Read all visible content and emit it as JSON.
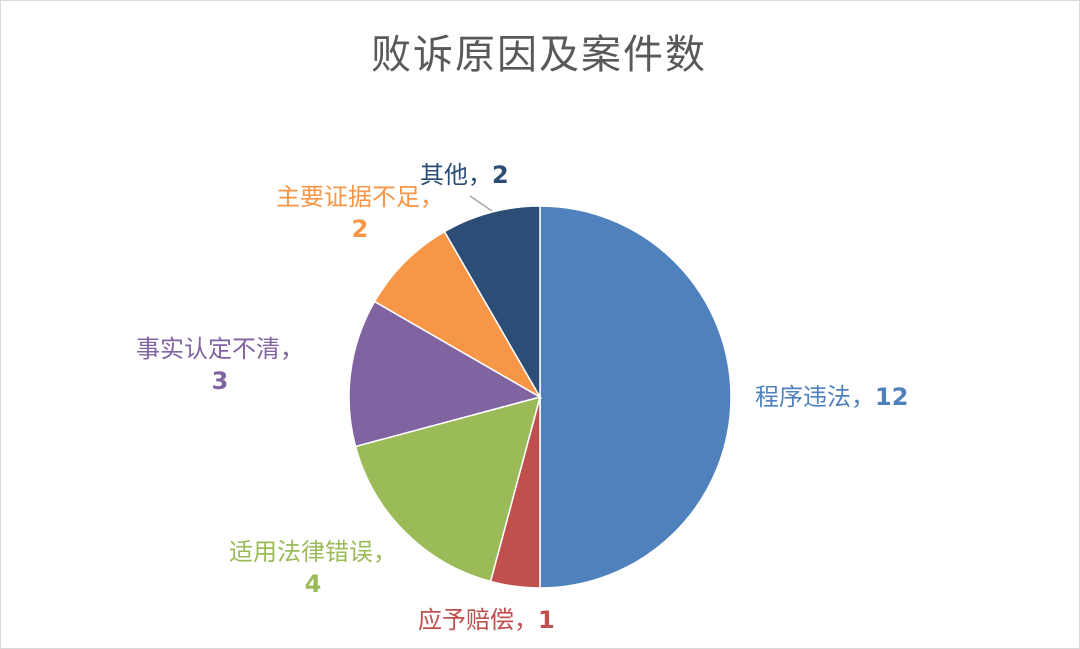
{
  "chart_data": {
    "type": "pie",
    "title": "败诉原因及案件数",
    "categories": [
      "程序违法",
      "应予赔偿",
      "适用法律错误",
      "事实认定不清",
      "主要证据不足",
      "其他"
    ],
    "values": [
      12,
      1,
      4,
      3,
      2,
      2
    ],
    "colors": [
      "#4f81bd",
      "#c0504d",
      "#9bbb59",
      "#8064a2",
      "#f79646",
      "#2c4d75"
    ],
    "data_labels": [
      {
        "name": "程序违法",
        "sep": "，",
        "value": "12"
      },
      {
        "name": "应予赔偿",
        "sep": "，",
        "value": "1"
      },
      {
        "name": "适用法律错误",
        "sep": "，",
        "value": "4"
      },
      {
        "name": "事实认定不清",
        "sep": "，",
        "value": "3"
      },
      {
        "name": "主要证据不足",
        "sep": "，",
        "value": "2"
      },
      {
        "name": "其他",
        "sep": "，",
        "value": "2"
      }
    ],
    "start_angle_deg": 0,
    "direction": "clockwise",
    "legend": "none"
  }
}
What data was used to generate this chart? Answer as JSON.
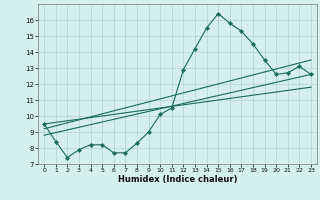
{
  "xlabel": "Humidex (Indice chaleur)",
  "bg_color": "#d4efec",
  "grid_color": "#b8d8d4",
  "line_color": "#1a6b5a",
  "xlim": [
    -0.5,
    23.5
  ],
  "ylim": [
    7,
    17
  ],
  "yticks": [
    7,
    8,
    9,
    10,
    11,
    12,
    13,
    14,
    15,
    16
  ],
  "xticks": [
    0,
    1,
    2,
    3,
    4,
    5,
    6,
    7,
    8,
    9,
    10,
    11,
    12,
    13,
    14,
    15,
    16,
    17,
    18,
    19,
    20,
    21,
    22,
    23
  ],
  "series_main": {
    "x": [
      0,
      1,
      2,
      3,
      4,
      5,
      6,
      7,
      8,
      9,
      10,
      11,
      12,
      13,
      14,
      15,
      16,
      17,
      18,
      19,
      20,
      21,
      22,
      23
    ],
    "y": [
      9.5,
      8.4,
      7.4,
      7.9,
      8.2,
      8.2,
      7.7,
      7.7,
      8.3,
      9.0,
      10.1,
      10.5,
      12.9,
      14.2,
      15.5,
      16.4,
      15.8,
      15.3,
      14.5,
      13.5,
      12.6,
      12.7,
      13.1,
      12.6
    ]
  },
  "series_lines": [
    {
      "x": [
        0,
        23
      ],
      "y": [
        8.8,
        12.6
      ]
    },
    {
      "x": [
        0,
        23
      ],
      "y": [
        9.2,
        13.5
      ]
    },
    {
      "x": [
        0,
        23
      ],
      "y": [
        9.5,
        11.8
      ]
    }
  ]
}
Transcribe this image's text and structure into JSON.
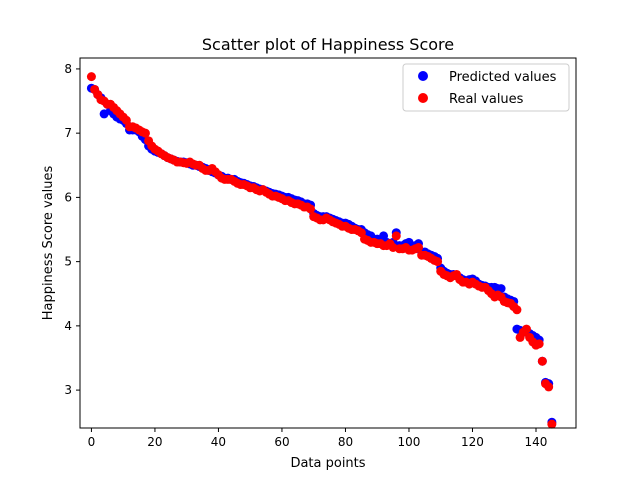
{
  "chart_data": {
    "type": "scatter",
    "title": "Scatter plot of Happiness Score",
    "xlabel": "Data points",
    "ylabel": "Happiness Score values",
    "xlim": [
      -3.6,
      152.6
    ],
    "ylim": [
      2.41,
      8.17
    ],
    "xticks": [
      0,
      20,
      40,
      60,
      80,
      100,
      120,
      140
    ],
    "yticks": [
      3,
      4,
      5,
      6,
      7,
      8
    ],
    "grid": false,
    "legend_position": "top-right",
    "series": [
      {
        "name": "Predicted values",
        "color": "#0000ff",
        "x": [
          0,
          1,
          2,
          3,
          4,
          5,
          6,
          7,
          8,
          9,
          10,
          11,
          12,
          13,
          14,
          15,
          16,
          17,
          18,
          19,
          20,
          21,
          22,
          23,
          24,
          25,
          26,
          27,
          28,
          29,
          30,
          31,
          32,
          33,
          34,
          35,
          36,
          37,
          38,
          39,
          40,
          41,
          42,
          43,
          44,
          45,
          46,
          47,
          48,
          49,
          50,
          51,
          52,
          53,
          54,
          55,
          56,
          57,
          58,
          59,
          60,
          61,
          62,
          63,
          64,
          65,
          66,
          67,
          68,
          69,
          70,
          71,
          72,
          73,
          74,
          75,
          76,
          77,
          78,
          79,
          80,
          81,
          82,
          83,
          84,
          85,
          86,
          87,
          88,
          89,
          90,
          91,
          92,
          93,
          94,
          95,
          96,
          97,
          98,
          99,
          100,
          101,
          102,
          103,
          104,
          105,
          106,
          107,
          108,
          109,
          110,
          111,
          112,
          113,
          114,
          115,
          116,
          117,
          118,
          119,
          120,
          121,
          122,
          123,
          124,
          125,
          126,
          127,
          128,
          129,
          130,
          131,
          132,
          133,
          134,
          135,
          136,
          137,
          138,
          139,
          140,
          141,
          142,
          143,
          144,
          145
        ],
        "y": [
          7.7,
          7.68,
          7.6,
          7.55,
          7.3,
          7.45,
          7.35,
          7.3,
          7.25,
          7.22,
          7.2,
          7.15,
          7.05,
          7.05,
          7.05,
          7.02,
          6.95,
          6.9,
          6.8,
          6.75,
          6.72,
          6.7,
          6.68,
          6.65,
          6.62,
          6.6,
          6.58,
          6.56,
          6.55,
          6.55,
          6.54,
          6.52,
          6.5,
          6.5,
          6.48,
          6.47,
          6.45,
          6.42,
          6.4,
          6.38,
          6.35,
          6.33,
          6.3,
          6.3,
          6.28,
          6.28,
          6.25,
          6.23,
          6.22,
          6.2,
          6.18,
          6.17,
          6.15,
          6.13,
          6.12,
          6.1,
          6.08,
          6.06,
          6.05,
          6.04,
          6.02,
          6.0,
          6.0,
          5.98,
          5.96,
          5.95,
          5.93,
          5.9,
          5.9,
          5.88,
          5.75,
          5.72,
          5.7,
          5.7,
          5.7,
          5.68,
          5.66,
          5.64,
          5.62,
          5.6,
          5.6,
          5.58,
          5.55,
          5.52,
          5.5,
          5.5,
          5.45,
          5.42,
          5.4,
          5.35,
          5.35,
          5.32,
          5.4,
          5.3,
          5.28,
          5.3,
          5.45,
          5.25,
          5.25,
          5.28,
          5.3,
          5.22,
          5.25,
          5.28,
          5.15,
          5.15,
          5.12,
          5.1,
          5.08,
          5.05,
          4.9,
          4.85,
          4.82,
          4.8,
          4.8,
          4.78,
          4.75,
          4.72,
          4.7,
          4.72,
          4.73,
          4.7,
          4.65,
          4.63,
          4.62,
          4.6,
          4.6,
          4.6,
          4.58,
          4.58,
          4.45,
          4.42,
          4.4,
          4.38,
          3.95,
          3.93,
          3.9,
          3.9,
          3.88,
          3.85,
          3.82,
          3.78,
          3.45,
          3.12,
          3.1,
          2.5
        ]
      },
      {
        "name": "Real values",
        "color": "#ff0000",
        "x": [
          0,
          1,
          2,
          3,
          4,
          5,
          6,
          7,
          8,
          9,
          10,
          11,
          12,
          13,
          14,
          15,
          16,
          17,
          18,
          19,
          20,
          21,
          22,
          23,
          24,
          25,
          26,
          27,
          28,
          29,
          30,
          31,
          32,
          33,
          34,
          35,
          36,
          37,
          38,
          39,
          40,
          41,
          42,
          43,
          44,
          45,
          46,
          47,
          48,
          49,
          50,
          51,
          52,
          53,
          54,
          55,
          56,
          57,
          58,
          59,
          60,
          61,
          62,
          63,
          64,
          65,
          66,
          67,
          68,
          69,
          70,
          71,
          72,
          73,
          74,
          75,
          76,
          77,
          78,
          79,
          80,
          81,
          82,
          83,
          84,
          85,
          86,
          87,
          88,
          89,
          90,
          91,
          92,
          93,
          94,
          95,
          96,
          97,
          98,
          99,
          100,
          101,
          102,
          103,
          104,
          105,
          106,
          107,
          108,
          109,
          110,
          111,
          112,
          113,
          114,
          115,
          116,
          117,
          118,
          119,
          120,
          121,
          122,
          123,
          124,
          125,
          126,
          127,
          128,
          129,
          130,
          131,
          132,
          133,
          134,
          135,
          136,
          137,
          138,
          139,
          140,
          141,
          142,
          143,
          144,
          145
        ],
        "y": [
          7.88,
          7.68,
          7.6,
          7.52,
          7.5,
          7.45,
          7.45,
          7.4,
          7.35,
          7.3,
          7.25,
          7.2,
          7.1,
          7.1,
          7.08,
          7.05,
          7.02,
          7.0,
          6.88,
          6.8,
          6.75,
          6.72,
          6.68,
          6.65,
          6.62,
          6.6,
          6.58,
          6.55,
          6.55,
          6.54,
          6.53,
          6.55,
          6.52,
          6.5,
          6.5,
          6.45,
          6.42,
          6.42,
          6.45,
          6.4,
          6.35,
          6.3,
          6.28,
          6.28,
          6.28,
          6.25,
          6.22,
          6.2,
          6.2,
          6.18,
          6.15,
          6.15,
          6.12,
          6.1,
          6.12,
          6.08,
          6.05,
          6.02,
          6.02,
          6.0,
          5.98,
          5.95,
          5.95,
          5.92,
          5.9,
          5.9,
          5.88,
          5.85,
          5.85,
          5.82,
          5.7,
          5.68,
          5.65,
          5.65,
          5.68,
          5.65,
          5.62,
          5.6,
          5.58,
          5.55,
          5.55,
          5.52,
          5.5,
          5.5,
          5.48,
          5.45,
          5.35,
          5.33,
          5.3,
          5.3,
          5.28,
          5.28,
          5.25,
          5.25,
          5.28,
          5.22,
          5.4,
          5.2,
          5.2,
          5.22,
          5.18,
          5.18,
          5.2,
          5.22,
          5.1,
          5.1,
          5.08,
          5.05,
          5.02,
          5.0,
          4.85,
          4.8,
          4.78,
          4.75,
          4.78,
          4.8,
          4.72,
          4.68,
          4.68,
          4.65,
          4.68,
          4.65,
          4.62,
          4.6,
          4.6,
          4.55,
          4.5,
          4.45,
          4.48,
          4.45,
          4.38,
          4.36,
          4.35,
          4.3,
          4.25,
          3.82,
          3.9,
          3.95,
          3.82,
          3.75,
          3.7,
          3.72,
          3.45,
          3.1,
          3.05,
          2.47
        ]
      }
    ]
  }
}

━━━━

▸ Problem requirements: Gather and return every line that holds the string "this".

▸ Result of the task:
What data was used to generate this chart? Answer as JSON.
Transcribe this image's text and structure into JSON.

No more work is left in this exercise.